Recorded data:
begin

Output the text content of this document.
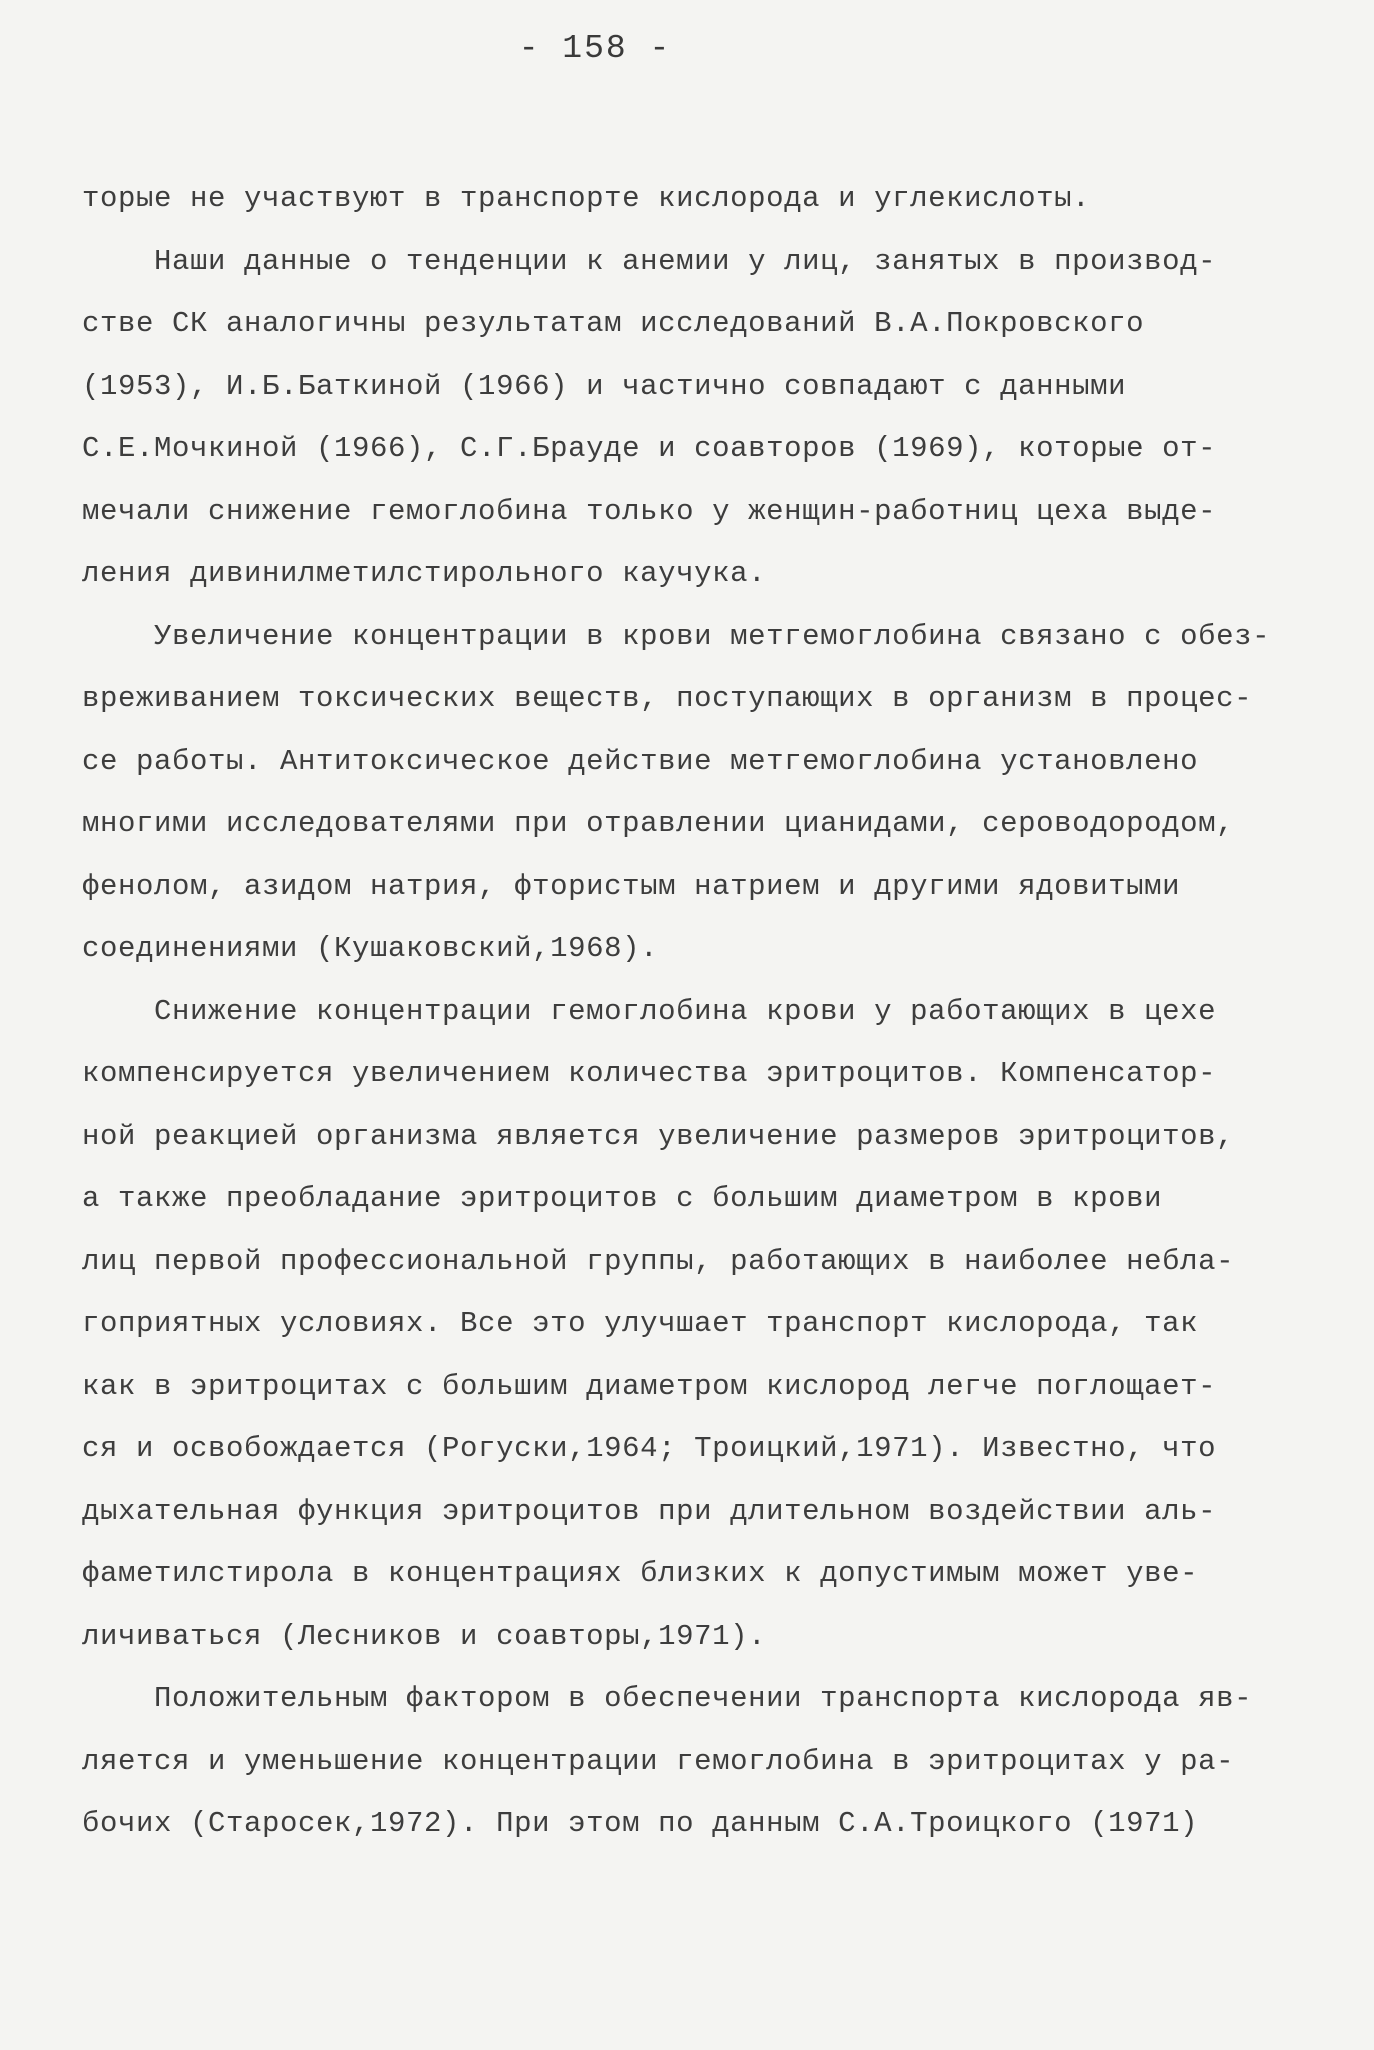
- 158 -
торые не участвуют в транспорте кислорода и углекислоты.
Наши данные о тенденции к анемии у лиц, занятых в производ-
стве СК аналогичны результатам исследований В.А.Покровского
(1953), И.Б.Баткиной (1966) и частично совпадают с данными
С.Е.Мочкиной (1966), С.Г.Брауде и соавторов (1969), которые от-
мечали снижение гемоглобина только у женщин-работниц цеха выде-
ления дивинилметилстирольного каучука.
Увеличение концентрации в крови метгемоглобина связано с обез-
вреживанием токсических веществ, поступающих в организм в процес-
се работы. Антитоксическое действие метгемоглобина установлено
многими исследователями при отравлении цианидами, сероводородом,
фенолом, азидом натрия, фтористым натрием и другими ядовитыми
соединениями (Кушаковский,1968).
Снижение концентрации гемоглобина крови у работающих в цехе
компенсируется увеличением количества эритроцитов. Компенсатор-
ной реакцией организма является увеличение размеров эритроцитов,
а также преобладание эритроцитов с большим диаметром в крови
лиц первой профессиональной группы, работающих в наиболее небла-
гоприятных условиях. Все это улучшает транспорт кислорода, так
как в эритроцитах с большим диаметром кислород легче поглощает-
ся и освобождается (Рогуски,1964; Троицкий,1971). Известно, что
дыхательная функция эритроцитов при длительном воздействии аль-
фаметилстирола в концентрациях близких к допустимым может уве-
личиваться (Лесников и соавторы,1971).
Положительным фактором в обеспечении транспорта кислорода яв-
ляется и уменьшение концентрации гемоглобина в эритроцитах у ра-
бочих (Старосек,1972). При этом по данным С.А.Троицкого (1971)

end
begin

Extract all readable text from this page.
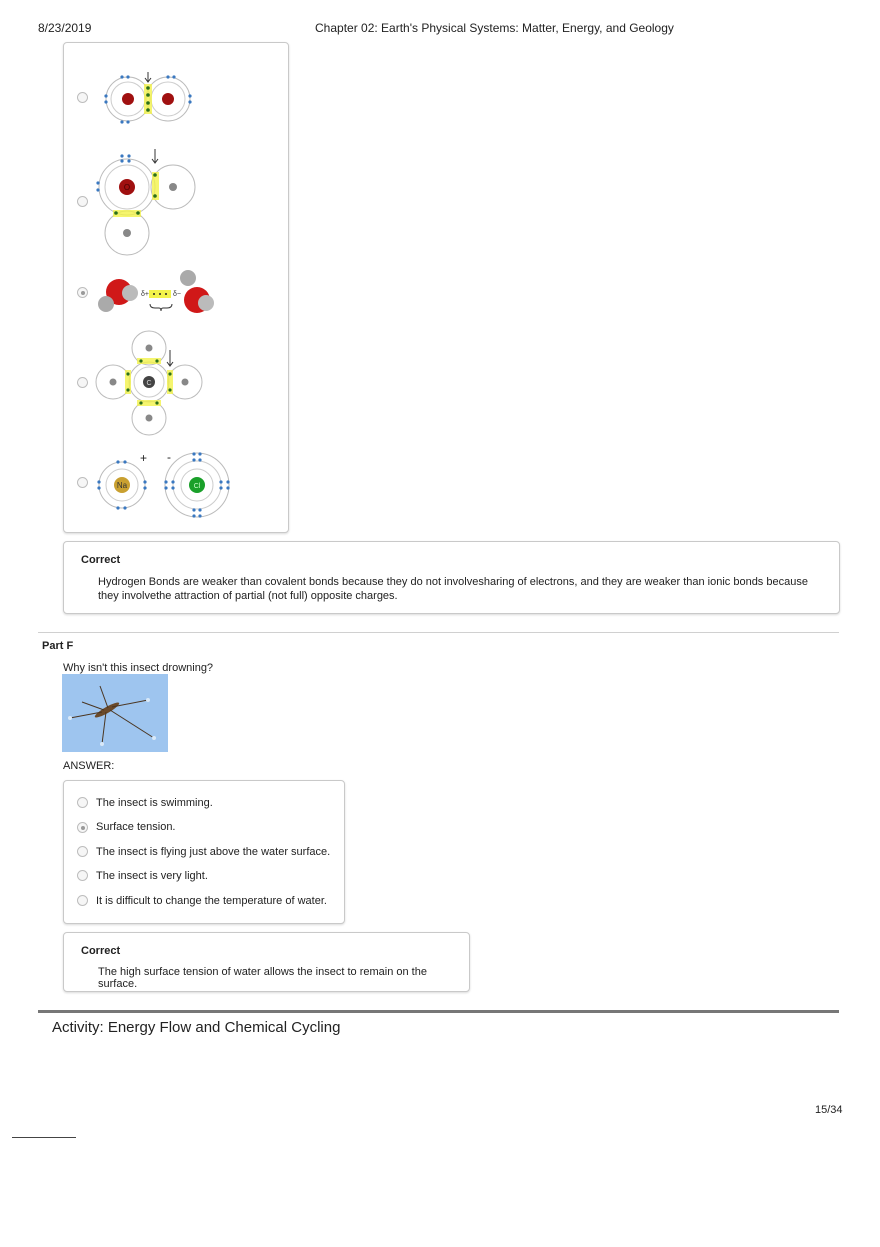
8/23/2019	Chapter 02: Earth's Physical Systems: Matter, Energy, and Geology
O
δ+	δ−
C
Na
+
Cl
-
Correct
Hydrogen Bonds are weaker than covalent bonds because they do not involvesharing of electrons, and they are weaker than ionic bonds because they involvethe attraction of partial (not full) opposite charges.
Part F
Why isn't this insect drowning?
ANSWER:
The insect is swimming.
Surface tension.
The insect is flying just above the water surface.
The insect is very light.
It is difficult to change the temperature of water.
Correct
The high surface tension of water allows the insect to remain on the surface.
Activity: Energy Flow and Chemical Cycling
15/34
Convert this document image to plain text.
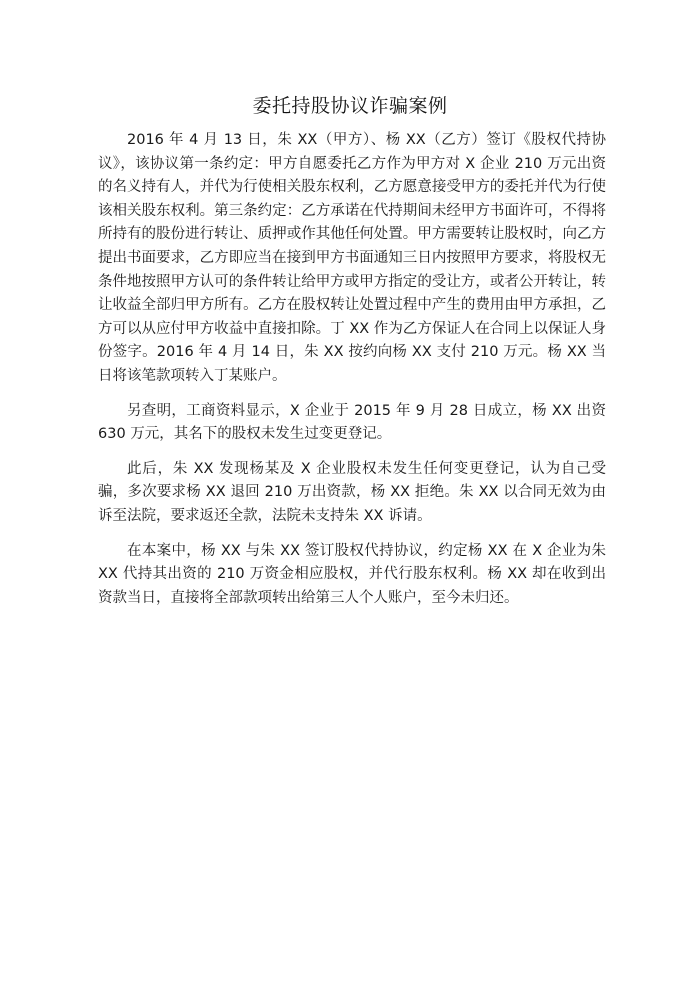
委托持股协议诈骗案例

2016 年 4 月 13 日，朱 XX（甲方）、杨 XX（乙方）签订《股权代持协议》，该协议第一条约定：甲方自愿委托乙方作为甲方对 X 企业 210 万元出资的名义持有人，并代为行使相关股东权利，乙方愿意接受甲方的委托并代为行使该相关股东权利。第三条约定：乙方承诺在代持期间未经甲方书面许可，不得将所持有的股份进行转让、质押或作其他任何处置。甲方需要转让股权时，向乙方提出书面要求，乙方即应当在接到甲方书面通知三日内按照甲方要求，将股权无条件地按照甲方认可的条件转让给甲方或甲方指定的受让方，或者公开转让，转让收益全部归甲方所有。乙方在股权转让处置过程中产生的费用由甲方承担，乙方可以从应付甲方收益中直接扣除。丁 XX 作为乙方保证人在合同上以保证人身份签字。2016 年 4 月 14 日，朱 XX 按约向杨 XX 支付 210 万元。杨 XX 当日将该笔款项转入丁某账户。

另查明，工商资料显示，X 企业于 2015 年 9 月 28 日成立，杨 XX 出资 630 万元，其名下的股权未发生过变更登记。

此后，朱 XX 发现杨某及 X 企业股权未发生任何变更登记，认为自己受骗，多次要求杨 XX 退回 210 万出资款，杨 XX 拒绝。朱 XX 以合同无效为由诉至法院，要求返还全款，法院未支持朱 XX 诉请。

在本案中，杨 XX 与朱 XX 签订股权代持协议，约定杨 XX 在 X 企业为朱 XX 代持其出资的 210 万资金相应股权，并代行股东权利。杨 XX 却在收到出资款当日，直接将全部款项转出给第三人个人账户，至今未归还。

end
begin

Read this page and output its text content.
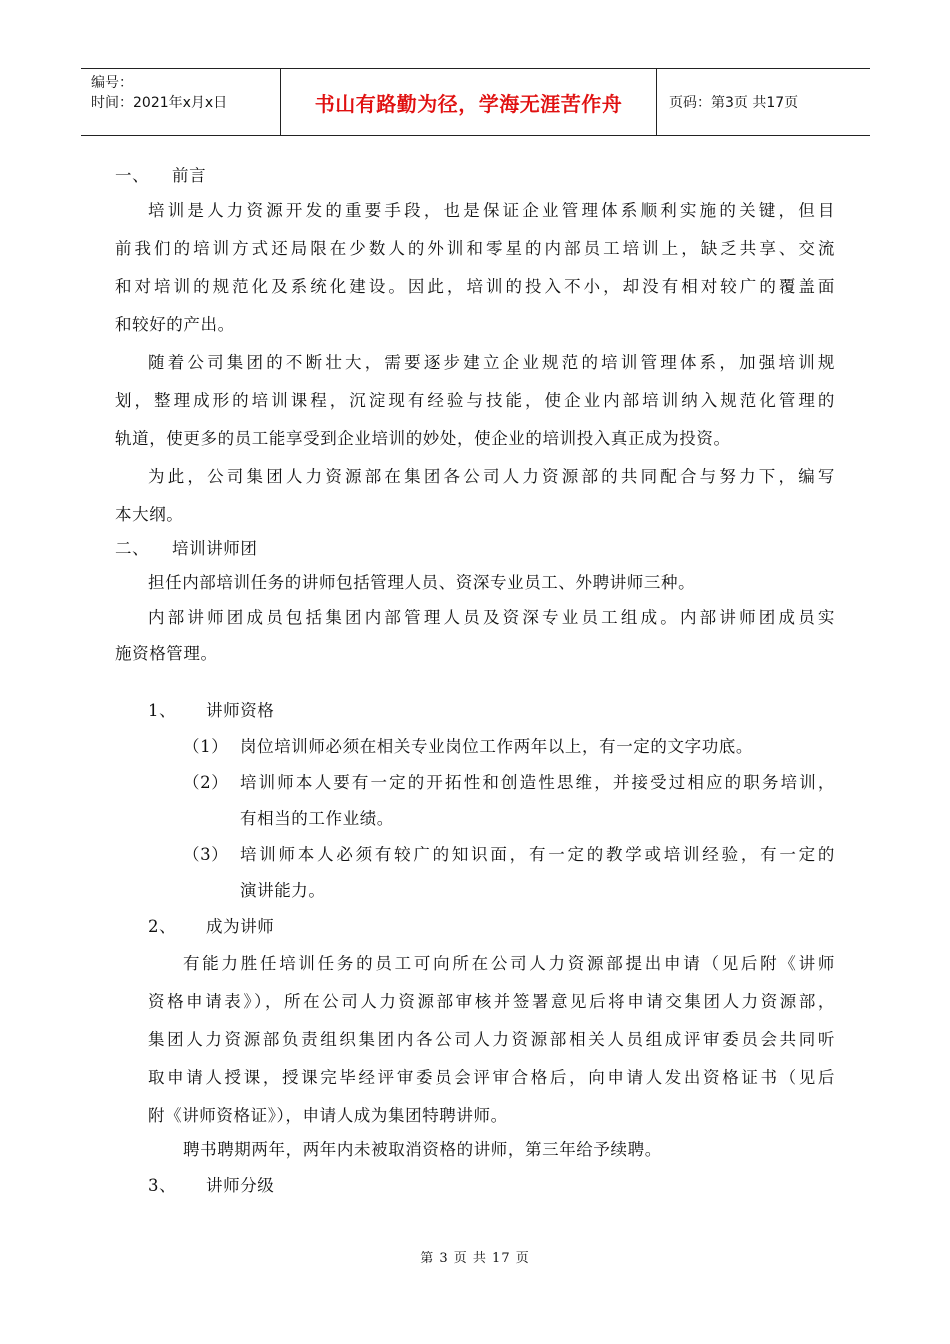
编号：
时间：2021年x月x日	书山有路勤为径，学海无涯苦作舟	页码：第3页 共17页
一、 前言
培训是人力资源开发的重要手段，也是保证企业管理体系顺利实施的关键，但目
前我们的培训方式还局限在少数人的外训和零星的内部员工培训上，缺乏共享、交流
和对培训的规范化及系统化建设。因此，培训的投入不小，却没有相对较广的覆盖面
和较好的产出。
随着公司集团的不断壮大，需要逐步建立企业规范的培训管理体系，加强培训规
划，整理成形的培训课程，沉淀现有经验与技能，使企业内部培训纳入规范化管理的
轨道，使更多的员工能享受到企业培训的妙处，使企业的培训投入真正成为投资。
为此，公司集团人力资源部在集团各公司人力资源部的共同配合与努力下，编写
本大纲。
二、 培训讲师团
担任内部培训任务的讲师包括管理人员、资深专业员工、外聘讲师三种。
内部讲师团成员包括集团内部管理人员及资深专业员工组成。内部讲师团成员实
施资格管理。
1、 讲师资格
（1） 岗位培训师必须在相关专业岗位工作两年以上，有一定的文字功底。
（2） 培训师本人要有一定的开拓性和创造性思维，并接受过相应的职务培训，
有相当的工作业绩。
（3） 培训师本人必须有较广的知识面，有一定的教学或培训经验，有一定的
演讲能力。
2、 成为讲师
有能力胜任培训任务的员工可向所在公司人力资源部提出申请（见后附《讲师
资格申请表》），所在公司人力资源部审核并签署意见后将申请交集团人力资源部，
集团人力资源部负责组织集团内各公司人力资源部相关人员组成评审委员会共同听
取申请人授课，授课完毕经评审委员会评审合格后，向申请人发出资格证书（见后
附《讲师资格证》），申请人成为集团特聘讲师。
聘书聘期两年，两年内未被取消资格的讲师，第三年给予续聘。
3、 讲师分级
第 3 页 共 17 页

end

* **Set problem**
Show every line from the listing above in which the string "крови" appears.

* **Solution for this exercise**
Увеличение концентрации в крови метгемоглобина связано с обез-
Снижение концентрации гемоглобина крови у работающих в цехе
а также преобладание эритроцитов с большим диаметром в крови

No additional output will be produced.